### Short exercise
Select from the records below every line that has the word "ylabel" in it.

[Figure record extracts]
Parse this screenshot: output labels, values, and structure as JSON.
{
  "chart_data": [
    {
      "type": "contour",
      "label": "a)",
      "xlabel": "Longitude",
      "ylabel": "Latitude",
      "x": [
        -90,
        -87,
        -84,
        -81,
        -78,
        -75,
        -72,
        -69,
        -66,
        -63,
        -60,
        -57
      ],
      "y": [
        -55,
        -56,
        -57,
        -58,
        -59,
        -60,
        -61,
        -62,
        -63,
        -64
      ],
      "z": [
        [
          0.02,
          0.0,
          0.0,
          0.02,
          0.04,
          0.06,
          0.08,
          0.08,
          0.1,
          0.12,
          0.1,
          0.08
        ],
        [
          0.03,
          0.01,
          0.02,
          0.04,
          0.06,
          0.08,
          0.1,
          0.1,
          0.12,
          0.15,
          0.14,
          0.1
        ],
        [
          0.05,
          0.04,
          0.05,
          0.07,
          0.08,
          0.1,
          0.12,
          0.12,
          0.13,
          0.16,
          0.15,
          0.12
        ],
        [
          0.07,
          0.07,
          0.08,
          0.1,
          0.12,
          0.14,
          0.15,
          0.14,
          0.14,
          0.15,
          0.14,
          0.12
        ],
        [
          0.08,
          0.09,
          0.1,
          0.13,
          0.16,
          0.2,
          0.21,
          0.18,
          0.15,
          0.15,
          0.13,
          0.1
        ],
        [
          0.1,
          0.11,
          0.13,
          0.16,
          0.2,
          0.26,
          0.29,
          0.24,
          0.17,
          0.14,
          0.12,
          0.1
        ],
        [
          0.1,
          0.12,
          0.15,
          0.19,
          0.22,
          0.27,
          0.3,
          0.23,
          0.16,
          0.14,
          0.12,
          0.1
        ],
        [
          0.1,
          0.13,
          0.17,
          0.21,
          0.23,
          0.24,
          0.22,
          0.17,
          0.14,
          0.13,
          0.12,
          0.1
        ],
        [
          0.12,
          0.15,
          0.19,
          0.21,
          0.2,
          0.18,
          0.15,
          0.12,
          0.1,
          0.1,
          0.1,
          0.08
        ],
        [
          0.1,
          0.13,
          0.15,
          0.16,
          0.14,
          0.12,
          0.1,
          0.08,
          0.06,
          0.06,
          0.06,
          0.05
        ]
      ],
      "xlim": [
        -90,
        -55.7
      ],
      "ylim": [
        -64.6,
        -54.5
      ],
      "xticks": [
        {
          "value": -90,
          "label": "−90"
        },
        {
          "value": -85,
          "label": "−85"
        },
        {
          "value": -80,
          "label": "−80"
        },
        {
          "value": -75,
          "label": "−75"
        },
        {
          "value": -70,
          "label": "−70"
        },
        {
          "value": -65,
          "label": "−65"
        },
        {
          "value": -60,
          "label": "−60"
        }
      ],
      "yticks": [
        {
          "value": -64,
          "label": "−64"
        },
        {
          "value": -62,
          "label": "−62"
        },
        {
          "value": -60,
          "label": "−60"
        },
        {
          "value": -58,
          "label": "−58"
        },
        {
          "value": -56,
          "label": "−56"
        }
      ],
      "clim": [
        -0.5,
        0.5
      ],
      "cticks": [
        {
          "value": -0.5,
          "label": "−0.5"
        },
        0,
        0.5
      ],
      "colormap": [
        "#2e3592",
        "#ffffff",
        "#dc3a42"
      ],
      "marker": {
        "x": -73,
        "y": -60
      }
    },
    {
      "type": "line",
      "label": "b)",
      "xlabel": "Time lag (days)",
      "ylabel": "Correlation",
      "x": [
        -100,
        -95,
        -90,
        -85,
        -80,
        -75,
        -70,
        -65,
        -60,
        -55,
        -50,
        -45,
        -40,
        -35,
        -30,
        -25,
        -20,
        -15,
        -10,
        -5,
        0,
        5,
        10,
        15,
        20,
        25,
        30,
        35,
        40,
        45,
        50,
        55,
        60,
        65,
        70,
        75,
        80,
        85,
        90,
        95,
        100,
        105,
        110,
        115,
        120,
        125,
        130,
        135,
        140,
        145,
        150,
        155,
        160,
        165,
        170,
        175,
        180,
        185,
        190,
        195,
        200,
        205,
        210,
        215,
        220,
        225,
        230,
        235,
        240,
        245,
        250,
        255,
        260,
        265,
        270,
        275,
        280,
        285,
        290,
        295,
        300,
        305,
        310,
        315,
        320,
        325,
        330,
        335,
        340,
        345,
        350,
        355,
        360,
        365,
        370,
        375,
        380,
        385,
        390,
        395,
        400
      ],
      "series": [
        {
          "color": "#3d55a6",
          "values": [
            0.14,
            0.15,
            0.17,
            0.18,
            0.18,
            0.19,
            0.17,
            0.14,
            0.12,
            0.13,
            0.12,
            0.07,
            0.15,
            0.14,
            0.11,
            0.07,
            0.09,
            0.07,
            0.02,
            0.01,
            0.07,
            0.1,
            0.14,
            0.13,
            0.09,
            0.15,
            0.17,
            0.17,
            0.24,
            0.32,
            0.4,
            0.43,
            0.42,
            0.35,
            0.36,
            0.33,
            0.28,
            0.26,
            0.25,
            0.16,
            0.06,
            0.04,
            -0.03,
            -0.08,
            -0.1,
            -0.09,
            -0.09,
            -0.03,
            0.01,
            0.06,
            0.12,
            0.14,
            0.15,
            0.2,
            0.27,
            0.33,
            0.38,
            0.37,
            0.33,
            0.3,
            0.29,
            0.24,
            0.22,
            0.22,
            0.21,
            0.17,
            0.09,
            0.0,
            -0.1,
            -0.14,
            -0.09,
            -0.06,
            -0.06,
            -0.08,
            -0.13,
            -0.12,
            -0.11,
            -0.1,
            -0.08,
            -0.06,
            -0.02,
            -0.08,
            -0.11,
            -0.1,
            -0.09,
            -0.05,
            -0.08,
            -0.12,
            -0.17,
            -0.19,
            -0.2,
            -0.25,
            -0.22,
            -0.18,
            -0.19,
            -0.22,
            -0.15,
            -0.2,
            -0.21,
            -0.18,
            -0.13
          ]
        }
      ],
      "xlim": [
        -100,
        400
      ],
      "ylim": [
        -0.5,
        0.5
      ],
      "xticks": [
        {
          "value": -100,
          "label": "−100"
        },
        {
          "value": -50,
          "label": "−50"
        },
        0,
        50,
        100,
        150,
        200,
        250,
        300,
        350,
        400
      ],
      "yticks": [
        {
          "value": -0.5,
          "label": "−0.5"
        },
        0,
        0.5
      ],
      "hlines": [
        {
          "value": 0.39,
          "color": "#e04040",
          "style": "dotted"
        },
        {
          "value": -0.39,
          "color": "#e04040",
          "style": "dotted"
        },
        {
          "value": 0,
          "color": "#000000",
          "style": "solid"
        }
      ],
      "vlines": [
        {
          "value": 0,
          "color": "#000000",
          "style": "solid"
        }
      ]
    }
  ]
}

### The solution
      "ylabel": "Latitude",
      "ylabel": "Correlation",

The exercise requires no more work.